▸ **Activity**:
From the entries below, extract every line that includes the word "logo".

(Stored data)
================

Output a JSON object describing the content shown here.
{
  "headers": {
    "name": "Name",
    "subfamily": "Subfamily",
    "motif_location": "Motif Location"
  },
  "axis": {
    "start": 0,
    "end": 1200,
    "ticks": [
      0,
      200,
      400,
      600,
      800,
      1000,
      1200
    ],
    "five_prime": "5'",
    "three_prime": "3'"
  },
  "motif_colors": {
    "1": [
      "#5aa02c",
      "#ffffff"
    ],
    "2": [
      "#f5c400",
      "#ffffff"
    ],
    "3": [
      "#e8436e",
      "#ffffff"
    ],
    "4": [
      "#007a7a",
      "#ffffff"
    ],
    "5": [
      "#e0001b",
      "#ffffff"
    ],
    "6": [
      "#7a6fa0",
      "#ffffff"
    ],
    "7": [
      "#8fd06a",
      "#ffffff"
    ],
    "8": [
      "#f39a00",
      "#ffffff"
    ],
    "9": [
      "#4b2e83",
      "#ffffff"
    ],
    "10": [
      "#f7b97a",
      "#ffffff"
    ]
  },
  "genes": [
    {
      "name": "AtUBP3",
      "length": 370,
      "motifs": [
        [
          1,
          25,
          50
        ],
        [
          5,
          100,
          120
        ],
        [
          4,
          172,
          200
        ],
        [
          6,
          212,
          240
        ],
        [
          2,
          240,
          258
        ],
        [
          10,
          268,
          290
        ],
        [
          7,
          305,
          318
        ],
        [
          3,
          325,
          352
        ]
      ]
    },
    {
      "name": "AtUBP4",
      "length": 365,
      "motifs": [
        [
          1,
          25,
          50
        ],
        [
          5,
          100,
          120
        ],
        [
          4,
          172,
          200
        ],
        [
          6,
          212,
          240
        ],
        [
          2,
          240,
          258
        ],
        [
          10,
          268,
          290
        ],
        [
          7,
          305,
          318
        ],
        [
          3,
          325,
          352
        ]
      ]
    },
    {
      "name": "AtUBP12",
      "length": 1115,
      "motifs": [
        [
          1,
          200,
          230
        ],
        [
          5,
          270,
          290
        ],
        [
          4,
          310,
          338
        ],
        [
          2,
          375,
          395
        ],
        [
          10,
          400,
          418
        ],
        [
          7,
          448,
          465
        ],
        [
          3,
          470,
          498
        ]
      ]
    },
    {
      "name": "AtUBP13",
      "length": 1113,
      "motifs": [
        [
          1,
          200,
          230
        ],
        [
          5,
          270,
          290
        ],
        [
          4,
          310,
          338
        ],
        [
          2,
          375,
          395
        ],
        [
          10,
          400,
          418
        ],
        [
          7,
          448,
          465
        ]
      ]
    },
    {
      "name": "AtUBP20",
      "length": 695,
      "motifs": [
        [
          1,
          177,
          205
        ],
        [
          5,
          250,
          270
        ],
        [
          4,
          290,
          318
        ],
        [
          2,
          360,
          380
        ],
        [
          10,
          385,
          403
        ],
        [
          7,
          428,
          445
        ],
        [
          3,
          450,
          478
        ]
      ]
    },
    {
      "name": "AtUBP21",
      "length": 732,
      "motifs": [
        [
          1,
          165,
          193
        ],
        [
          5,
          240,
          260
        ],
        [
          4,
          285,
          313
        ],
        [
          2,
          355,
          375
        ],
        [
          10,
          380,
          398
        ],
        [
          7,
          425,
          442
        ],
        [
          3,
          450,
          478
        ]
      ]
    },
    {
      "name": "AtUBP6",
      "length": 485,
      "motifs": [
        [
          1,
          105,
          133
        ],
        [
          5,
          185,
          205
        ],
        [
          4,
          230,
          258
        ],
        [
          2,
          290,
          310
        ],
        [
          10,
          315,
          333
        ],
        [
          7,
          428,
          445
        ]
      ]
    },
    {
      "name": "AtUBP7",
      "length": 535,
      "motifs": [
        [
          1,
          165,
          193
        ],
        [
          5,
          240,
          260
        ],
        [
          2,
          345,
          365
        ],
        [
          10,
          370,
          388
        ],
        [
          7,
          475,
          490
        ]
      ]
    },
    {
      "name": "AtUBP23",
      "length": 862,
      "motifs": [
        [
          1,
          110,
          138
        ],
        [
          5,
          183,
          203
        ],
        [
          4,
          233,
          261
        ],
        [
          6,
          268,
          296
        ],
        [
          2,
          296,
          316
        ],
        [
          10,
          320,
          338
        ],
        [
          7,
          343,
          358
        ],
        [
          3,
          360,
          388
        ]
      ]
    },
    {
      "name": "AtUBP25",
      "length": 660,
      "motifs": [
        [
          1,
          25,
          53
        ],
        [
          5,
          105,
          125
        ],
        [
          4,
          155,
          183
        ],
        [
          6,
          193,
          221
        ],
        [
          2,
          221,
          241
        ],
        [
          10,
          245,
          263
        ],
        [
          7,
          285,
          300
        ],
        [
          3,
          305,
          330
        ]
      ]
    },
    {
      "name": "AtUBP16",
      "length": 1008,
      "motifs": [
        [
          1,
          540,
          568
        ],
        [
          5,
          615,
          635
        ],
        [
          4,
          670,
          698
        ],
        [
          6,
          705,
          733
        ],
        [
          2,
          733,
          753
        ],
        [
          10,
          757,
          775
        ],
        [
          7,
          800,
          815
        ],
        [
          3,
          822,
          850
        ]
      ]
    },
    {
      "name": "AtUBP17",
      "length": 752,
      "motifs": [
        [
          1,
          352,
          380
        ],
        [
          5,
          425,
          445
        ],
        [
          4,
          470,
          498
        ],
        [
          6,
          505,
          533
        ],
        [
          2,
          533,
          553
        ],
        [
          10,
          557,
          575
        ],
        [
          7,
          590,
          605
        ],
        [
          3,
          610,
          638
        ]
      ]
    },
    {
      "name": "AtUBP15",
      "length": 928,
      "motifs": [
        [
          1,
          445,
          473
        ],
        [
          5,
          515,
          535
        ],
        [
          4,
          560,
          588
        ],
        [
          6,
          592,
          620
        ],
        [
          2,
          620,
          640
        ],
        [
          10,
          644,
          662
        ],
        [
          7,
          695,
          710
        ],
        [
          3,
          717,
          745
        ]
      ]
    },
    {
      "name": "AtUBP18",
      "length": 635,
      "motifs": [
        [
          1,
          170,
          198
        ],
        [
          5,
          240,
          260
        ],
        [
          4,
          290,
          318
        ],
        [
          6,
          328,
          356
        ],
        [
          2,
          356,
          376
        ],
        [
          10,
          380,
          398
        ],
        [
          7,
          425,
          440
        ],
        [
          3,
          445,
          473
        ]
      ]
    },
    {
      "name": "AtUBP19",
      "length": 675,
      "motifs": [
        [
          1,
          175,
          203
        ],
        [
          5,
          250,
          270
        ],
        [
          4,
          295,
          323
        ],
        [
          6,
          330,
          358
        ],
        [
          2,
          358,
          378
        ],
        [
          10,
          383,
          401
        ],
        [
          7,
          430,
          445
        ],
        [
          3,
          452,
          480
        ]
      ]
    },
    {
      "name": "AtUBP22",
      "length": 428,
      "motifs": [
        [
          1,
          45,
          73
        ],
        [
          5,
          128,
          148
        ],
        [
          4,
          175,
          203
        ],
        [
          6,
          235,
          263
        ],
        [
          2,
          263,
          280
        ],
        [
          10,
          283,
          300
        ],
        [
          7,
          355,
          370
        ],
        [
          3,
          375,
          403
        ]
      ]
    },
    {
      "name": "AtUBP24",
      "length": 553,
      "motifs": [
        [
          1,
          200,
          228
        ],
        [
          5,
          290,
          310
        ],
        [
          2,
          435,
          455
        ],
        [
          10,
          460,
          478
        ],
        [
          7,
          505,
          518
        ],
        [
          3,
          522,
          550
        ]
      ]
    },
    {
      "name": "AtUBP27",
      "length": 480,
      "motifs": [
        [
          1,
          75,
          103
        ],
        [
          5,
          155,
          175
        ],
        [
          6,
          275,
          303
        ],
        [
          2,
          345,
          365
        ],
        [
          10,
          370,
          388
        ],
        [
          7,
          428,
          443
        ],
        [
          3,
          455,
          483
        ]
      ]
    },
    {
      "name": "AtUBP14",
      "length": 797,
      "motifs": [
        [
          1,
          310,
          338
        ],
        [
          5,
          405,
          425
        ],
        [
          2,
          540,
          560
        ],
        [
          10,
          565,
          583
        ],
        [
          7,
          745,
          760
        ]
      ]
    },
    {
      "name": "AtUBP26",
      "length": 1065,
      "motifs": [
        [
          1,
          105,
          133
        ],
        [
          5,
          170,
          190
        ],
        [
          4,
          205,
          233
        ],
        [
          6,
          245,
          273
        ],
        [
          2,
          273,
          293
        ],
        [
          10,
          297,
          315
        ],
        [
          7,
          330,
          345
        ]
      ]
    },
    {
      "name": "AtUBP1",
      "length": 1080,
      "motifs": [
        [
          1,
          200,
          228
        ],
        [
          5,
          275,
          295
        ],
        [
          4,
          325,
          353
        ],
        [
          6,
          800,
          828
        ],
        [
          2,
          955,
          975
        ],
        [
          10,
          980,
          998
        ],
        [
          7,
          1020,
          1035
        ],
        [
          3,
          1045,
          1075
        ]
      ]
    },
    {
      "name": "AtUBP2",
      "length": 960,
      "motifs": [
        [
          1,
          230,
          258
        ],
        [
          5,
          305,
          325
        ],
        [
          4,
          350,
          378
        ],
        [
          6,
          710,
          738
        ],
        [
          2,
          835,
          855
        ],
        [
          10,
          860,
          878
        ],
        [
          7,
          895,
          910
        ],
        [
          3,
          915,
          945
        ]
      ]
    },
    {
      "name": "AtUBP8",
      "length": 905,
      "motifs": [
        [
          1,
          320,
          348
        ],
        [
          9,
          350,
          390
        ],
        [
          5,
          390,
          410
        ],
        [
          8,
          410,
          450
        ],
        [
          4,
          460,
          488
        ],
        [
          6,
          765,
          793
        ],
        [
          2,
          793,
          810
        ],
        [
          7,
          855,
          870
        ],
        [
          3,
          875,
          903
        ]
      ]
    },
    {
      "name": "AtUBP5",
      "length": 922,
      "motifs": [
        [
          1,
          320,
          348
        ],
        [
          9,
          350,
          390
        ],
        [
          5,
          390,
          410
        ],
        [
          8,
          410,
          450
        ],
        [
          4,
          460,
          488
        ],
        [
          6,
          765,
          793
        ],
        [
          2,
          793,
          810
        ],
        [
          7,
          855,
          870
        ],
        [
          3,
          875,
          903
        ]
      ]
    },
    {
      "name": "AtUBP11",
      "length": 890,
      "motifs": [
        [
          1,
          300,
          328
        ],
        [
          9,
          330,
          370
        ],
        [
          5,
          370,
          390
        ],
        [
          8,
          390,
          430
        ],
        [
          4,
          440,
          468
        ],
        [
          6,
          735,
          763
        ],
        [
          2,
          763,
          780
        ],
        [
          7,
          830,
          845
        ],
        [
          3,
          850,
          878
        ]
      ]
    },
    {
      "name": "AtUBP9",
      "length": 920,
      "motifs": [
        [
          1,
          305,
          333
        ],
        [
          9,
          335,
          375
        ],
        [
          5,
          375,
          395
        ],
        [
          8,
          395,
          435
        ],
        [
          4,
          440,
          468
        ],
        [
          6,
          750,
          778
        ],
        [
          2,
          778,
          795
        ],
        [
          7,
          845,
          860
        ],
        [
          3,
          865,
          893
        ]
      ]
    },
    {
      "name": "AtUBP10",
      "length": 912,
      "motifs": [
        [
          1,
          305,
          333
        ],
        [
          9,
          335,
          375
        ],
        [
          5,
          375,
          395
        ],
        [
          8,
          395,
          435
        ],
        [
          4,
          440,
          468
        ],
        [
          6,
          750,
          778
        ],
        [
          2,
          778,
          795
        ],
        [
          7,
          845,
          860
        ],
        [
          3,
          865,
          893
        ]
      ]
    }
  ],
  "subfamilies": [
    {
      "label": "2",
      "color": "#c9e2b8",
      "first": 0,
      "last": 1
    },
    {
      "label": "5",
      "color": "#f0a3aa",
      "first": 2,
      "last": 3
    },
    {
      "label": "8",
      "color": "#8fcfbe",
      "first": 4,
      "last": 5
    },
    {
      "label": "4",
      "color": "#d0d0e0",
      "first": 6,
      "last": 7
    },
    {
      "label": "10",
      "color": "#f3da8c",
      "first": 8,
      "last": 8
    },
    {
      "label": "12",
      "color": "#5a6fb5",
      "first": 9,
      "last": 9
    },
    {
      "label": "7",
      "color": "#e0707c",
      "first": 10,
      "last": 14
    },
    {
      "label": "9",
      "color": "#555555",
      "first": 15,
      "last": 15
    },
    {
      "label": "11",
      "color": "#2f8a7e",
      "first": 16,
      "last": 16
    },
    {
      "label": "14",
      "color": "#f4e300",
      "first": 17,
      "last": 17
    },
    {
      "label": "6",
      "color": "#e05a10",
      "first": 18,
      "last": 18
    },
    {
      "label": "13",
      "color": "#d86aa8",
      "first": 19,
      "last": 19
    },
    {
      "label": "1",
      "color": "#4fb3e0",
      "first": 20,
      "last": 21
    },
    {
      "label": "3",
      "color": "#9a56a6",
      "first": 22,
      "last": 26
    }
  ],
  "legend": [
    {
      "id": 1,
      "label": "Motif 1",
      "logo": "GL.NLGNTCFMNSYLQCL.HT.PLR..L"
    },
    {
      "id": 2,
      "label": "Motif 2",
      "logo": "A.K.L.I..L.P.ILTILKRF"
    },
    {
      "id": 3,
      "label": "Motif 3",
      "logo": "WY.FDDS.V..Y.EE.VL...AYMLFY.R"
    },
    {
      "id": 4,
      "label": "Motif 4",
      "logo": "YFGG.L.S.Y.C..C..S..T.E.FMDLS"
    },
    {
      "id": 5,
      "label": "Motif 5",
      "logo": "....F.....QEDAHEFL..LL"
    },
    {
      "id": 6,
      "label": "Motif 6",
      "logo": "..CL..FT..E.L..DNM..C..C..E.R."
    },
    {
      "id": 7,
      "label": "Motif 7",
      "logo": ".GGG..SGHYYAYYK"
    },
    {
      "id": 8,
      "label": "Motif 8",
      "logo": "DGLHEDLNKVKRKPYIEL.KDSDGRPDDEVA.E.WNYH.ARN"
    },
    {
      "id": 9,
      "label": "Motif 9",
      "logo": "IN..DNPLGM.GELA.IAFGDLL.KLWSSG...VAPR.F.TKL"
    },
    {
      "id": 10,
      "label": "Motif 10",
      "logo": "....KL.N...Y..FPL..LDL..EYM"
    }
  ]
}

================

▸ **Expected output**:
      "logo": "GL.NLGNTCFMNSYLQCL.HT.PLR..L"
      "logo": "A.K.L.I..L.P.ILTILKRF"
      "logo": "WY.FDDS.V..Y.EE.VL...AYMLFY.R"
      "logo": "YFGG.L.S.Y.C..C..S..T.E.FMDLS"
      "logo": "....F.....QEDAHEFL..LL"
      "logo": "..CL..FT..E.L..DNM..C..C..E.R."
      "logo": ".GGG..SGHYYAYYK"
      "logo": "DGLHEDLNKVKRKPYIEL.KDSDGRPDDEVA.E.WNYH.ARN"
      "logo": "IN..DNPLGM.GELA.IAFGDLL.KLWSSG...VAPR.F.TKL"
      "logo": "....KL.N...Y..FPL..LDL..EYM"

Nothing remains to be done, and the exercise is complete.